Copy each line that contains the word "Total".

BEGIN Records to process

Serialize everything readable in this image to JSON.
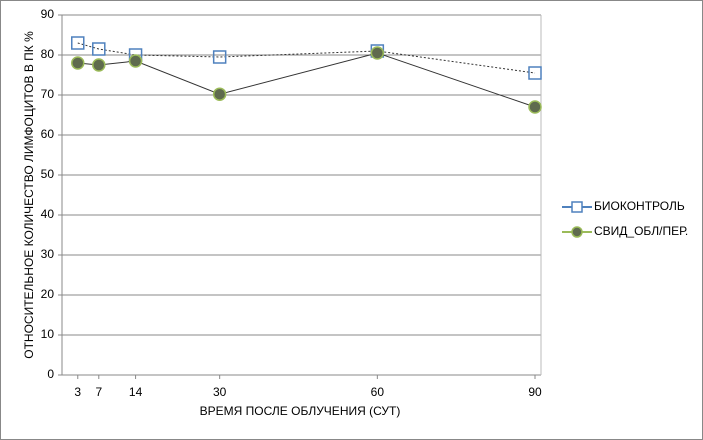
{
  "chart_data": {
    "type": "line",
    "x_label": "ВРЕМЯ ПОСЛЕ ОБЛУЧЕНИЯ (СУТ)",
    "y_label": "ОТНОСИТЕЛЬНОЕ КОЛИЧЕСТВО ЛИМФОЦИТОВ В ПК %",
    "x": [
      3,
      7,
      14,
      30,
      60,
      90
    ],
    "series": [
      {
        "name": "БИОКОНТРОЛЬ",
        "color": "#4f81bd",
        "marker": "square",
        "dashed": true,
        "values": [
          83,
          81.5,
          80,
          79.5,
          81,
          75.5
        ]
      },
      {
        "name": "СВИД_ОБЛ/ПЕР.",
        "color": "#9bbb59",
        "marker": "circle",
        "dashed": false,
        "values": [
          78,
          77.5,
          78.5,
          70.2,
          80.5,
          67
        ]
      }
    ],
    "xlim": [
      0,
      90
    ],
    "xticks": [
      3,
      7,
      14,
      30,
      60,
      90
    ],
    "ylim": [
      0,
      90
    ],
    "yticks": [
      0,
      10,
      20,
      30,
      40,
      50,
      60,
      70,
      80,
      90
    ],
    "grid": true,
    "legend": "right"
  }
}
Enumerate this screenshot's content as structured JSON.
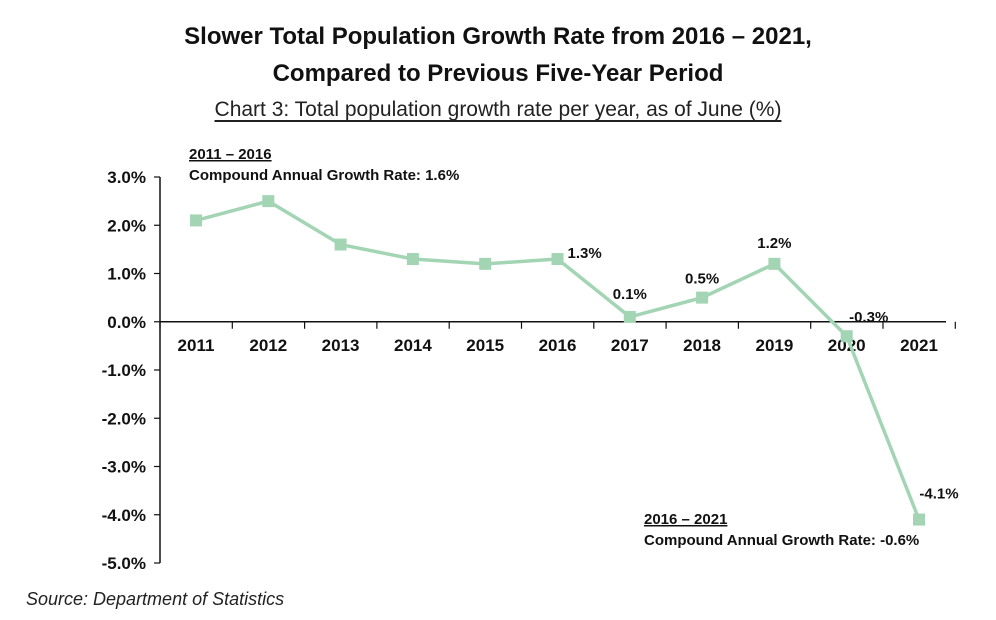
{
  "title_line1": "Slower Total Population Growth Rate from 2016 – 2021,",
  "title_line2": "Compared to Previous Five-Year Period",
  "subtitle": "Chart 3: Total population growth rate per year, as of June (%)",
  "source": "Source: Department of Statistics",
  "chart_data": {
    "type": "line",
    "title": "Slower Total Population Growth Rate from 2016 – 2021, Compared to Previous Five-Year Period",
    "subtitle": "Chart 3: Total population growth rate per year, as of June (%)",
    "x": [
      "2011",
      "2012",
      "2013",
      "2014",
      "2015",
      "2016",
      "2017",
      "2018",
      "2019",
      "2020",
      "2021"
    ],
    "series": [
      {
        "values": [
          2.1,
          2.5,
          1.6,
          1.3,
          1.2,
          1.3,
          0.1,
          0.5,
          1.2,
          -0.3,
          -4.1
        ],
        "color": "#a3d5b4"
      }
    ],
    "data_labels": [
      {
        "index": 5,
        "text": "1.3%"
      },
      {
        "index": 6,
        "text": "0.1%"
      },
      {
        "index": 7,
        "text": "0.5%"
      },
      {
        "index": 8,
        "text": "1.2%"
      },
      {
        "index": 9,
        "text": "-0.3%"
      },
      {
        "index": 10,
        "text": "-4.1%"
      }
    ],
    "yticks": [
      3,
      2,
      1,
      0,
      -1,
      -2,
      -3,
      -4,
      -5
    ],
    "ytick_labels": [
      "3.0%",
      "2.0%",
      "1.0%",
      "0.0%",
      "-1.0%",
      "-2.0%",
      "-3.0%",
      "-4.0%",
      "-5.0%"
    ],
    "ylim": [
      -5,
      3
    ],
    "xlabel": "",
    "ylabel": "",
    "grid": false,
    "annotations": [
      {
        "period": "2011 – 2016",
        "text": "Compound Annual Growth Rate: 1.6%"
      },
      {
        "period": "2016 – 2021",
        "text": "Compound Annual Growth Rate: -0.6%"
      }
    ]
  }
}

END Records to process

• **Task answer**
  "title_line1": "Slower Total Population Growth Rate from 2016 – 2021,",
  "subtitle": "Chart 3: Total population growth rate per year, as of June (%)",
    "title": "Slower Total Population Growth Rate from 2016 – 2021, Compared to Previous Five-Year Period",
    "subtitle": "Chart 3: Total population growth rate per year, as of June (%)",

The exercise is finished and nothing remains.